Task brief:
Copy each line of the data below with the word "document".

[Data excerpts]
↓

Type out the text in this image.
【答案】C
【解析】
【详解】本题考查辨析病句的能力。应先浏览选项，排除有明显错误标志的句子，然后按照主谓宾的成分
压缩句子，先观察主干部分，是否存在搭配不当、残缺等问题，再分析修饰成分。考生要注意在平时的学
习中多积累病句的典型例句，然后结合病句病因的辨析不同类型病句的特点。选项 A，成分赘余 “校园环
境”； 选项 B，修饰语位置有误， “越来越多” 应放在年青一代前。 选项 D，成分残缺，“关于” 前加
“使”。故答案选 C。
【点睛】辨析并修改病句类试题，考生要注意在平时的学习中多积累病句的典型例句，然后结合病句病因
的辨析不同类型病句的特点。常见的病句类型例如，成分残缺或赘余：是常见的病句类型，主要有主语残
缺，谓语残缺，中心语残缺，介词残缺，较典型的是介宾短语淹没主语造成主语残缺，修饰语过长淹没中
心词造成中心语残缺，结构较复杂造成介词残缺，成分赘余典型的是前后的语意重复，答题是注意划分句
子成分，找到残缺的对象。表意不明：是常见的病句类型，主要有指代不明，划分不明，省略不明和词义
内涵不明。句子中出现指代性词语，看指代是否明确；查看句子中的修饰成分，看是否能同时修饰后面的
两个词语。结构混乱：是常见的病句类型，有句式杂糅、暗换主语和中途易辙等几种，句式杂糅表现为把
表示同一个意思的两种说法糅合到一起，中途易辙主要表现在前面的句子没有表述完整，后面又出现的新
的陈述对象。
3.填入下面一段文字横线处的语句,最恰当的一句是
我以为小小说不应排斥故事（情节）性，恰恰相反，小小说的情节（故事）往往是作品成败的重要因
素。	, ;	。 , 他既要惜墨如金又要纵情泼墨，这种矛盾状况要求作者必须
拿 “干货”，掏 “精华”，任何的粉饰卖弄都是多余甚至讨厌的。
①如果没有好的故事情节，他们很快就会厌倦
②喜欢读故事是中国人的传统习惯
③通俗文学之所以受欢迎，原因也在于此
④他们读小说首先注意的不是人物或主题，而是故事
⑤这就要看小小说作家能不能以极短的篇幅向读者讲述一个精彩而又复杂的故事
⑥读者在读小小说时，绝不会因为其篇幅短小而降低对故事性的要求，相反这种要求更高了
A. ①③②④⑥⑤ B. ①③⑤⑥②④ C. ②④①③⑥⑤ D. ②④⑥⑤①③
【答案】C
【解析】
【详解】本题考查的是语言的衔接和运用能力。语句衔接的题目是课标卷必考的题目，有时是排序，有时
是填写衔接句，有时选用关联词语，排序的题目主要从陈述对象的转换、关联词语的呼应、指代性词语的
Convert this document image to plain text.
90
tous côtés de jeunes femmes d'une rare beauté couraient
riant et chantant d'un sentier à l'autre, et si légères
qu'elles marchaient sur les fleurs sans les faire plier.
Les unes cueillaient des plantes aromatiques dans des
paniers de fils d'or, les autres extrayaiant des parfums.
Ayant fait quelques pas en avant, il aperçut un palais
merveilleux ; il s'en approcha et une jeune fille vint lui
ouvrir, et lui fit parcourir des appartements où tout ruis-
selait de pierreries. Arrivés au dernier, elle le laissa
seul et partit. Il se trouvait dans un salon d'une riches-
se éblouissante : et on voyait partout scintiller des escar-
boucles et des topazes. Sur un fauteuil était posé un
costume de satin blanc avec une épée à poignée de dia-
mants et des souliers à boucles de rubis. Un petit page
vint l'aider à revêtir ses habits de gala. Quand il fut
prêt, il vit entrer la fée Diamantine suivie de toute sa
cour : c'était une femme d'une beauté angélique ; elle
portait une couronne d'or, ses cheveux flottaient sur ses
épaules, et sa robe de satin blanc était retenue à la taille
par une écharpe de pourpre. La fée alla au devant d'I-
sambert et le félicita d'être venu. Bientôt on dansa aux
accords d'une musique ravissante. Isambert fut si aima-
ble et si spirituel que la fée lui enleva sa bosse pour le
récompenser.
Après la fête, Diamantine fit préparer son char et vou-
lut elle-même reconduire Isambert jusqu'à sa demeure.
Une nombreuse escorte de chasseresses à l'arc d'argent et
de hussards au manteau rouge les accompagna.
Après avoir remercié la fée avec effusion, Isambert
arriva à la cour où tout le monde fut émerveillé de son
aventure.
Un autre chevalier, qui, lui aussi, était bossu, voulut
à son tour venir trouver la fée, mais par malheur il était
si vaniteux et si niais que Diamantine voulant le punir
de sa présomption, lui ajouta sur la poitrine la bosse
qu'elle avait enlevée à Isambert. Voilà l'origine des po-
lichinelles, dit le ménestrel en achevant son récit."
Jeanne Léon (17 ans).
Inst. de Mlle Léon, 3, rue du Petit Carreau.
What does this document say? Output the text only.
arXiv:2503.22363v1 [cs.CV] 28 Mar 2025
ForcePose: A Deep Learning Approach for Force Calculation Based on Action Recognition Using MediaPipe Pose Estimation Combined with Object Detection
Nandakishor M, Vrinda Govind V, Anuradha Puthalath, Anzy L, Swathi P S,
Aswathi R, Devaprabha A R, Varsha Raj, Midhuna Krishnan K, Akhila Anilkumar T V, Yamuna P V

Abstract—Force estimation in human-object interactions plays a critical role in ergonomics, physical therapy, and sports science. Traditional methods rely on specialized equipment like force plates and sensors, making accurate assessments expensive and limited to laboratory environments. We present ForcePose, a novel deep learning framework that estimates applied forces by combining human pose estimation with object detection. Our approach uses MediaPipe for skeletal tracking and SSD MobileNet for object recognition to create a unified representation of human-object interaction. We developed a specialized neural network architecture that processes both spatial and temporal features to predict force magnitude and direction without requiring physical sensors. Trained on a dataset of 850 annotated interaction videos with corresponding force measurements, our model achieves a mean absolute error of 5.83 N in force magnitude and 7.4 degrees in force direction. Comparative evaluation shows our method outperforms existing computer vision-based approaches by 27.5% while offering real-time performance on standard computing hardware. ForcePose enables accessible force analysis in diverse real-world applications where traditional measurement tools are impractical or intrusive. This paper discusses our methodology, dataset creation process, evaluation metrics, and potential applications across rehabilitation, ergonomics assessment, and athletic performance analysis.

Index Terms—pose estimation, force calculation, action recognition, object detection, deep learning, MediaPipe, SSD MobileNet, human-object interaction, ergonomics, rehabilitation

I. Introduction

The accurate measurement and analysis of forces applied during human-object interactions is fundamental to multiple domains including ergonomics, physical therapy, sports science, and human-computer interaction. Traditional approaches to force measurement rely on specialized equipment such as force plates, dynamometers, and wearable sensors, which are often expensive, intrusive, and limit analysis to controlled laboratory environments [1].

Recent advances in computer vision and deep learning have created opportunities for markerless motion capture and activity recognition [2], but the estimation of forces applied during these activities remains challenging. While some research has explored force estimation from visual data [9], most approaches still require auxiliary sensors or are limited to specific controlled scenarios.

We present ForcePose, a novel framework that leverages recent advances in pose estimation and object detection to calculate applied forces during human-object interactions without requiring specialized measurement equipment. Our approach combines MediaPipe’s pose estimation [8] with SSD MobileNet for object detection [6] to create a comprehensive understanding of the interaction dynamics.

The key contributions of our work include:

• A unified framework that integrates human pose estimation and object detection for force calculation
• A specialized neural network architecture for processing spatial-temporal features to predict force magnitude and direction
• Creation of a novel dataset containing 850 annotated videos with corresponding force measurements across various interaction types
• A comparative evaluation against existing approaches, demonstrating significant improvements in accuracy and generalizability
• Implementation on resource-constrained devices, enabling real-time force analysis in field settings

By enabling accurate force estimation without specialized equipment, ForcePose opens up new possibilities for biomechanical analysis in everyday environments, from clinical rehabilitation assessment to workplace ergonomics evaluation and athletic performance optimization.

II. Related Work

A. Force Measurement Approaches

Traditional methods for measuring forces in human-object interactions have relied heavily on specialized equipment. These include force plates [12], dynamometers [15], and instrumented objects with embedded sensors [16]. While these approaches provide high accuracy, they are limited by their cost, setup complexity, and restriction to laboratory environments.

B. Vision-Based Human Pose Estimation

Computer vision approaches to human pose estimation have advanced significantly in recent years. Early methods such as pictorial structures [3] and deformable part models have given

↑

The reply:
Convert this document image to plain text.
What does this document say? Output the text only.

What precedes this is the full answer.